-- SOURCE PASSAGE --
Aside from flowers and furniture, some men sent ballet and theater tickets, and once Samantha received plane tickets to Hawaii along with two weeks lodging. She also went out to expensive dinners about twice per week. In teasing her, I always referred to these outings as “dates” but Samantha told me that she honestly never considered them dates. They were just “a chance to meet people.”

In my opinion the dates were a chance for guys to give her favors with no strings attached. Samantha enjoyed feeling like a celebrity, and accepted the favors, but never felt obliged to give the men anything in return. Whenever Samantha accepted a favor, the men would react as if Samantha's accepting their gift was a sign that meant she was accepting their love. But Samantha never loved them. She reasoned, “Hey, I never asked for these things, so I don't owe these men anything.”

Often Samantha would return home from an expensive dinner outing (the guy always paid) with a Styrofoam box filled with an uneaten dinner and she would feed it to us roommates. I imagine all the suitors thought that Samantha really ate those dinners, but she just gave them away to her roommates. We roommates loved her for those tasty dinners.

A few times there would be long letters in broken handwriting wedged in the mailbox. And a few times I answered the phone and heard men's whimpering voices-¬shaky, hurt, cracked from weeping. I joked with Samantha, “Hmm. A 40-minute call. It must have been important.”

“Important to him,” she would answer calmly.

Every one of Samantha's suitors had a certain took in his eye, a kind of optimistic, happy-go-lucky dreamy look. They had the kind of facial expressions that announced, “I'm in love. She's a beautiful girl with a great personality. I see how she treats her roommates, friends, and family. If only she would treat me that way! I've got to show her how I feel. I've got to show her that I'm different from the other guys. That I really care.”

They all thought to themselves, “I've got to show her my love.” Then the men brought gifts. And the men thought, “Good, she accepted my gifts. It means she will soon accept my love.” All of those suitors thought that the dinners and presents and tickets they bought were special and treasured, but actually Samantha just gave them away to people whom she really cared about. The men were just fans to her. It was as if they were not real people-- neither family nor friends nor lovers. But she did accept their many gifts.

Let me ask you a question. In your opinion, was Samantha an unkind person?

Here's a paradox. All those suitors with their courtship and fancy presents didn't get the slightest bit of gratitude from Samantha. Yet here I was-- a roommate and friend of the family-- and Samantha cooked and cleaned for me, made dinner whenever my friends came over, and took care of me whenever l was ill, in spite of the fact that I was not her boyfriend (she never liked me in that sense). So what's the lesson in all this?

The lesson is: single guys with fancy presents get nothing but suspicion. I'm sure you've seen television commercials where a young well dressed man suddenly spies a beautiful woman and then rushes into the street to buy her a bouquet of flowers (or a cola). The idea here is that flattery, and buying commercial products will get you everywhere. But it's not true. When she gets the flowers, chances are that she'll smile because her self image gets a boost, and not because she likes you. She'll be flattered at her own prestige, but it's no compliment to you.

The appropriate time to give presents is after the relationship has already bloomed. Never mind what they do in the movies. Never declare your love early. If you're already the girl's boyfriend, and you give her flowers, that's great. You're a hero. You're considerate. But if the girl does not already like you. and you give her flowers you've wasted your money on a technique that loses nine times out of ten.

So that’s rule number one: The only person who appreciates your gifts is the person who is in love with you anyway, without the gifts. What happens if you try to win someone over who doesn’t already like you? That’s rule number two! “If he takes two steps forward, don’t trust him because he wants something from you. If he takes two steps back, he’s a jerk. See, he didn’t get what he wanted, so now he’s acting like a jerk.”

-- DATA UNDER STUDY --
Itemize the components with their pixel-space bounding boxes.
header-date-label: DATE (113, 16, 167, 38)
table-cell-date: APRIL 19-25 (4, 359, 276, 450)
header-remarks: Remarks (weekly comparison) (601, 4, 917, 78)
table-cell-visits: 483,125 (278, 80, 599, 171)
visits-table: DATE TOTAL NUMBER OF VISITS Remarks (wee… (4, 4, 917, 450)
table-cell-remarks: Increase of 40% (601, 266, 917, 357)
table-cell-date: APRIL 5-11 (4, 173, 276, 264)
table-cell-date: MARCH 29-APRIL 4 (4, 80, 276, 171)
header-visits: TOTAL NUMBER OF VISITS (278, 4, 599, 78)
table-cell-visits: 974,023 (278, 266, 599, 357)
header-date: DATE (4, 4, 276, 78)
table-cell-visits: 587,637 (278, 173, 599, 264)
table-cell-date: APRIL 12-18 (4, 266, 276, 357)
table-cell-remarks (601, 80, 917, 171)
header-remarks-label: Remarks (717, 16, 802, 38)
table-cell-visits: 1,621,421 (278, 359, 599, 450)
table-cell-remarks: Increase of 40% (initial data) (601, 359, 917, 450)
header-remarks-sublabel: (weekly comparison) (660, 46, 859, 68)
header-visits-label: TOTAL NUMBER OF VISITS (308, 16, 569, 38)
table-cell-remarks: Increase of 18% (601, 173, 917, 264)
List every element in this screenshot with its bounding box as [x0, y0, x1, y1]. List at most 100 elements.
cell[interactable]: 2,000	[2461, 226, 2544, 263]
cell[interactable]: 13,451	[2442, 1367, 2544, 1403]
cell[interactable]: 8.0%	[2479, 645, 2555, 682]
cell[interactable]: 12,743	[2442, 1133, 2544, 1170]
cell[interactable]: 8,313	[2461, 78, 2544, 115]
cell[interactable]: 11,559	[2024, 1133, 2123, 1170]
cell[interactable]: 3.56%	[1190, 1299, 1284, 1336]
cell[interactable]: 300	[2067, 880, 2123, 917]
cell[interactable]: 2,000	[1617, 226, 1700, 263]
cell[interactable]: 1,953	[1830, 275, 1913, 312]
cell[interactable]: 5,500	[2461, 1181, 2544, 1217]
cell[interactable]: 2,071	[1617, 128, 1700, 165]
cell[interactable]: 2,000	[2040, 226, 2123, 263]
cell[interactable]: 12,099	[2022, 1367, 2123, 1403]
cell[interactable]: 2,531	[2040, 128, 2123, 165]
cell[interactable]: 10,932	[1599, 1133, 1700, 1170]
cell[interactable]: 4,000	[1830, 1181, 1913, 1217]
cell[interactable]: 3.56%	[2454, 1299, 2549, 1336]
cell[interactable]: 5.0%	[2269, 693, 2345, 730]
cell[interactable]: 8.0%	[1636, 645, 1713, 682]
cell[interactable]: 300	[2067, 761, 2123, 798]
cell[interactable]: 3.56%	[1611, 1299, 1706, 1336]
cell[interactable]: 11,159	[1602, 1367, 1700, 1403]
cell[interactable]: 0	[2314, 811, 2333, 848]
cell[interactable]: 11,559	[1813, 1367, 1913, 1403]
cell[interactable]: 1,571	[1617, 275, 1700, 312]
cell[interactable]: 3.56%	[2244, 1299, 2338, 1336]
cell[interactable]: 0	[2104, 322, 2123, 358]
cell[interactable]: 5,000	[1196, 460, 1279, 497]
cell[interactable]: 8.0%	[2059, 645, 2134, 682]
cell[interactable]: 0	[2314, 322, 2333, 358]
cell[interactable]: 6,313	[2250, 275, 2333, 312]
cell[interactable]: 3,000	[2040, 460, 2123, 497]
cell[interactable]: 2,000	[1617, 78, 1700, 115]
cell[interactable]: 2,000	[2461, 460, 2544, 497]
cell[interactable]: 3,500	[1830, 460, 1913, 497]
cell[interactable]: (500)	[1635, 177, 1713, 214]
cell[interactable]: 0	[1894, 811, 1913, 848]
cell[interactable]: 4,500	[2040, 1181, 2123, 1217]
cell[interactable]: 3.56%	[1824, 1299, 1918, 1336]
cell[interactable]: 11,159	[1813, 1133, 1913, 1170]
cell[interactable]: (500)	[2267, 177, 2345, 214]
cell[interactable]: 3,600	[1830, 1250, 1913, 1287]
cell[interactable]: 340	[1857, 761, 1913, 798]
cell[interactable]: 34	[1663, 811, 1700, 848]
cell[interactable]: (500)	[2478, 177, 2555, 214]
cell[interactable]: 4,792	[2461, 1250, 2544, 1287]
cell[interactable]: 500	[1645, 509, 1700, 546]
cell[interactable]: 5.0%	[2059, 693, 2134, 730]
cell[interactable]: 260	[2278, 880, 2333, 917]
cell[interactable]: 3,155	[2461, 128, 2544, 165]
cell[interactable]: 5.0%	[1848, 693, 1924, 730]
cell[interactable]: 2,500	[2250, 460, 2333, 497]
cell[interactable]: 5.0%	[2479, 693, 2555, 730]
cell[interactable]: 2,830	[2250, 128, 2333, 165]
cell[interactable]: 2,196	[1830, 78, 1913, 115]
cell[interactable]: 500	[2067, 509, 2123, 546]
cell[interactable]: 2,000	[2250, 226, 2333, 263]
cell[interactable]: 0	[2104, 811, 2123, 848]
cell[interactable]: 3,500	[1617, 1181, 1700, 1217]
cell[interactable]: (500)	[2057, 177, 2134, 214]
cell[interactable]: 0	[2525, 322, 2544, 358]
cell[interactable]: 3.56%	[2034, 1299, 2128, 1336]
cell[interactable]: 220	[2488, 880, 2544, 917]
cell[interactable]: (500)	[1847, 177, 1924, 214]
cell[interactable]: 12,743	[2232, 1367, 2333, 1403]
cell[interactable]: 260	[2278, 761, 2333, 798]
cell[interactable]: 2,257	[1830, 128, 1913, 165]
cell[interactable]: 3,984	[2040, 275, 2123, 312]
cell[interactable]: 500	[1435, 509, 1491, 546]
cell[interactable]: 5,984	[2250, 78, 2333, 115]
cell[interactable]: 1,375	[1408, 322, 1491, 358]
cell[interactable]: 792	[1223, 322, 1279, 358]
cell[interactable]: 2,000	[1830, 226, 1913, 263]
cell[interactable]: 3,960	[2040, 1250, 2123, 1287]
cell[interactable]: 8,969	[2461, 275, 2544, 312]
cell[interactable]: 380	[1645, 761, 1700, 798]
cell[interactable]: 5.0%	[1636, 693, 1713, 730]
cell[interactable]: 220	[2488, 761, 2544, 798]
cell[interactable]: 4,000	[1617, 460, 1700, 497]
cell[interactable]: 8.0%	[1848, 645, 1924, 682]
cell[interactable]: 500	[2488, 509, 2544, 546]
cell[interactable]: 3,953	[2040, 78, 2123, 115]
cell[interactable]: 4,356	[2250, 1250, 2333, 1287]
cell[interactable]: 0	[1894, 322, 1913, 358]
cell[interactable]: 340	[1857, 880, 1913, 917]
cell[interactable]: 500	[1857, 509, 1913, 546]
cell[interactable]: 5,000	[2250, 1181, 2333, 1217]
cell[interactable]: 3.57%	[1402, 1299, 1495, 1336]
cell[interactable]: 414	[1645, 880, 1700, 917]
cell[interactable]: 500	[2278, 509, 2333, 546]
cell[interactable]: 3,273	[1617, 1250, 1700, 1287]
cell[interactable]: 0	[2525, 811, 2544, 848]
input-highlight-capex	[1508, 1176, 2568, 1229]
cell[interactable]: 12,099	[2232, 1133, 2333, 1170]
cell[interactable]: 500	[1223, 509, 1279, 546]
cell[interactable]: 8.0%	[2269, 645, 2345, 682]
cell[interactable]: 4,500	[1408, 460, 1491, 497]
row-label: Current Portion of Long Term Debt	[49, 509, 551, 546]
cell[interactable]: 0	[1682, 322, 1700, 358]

-- THINGS TO DO --
[1] According to the passage about Samantha's suitors, why did Samantha feel no obligation to give the men anything in return for their favors?
[2] Revise the part of the passage about Samantha's suitors that opens with the words "Often Samantha would" and closes with "would answer calmly.", putting "takeout container" in place of "Styrofoam box".
The listing comes from a source unrelated to the passage about Samantha's suitors.

-- EXERCISE SOLUTIONS --
[1] Samantha reasoned that she had never asked for the gifts and favors. So she did not owe the men anything.

[2]
Often Samantha would return home from an expensive dinner outing (the guy always paid) with a takeout container filled with an uneaten dinner and she would feed it to us roommates. I imagine all the suitors thought that Samantha really ate those dinners, but she just gave them away to her roommates. We roommates loved her for those tasty dinners.

A few times there would be long letters in broken handwriting wedged in the mailbox. And a few times I answered the phone and heard men's whimpering voices-¬shaky, hurt, cracked from weeping. I joked with Samantha, “Hmm. A 40-minute call. It must have been important.”

“Important to him,” she would answer calmly.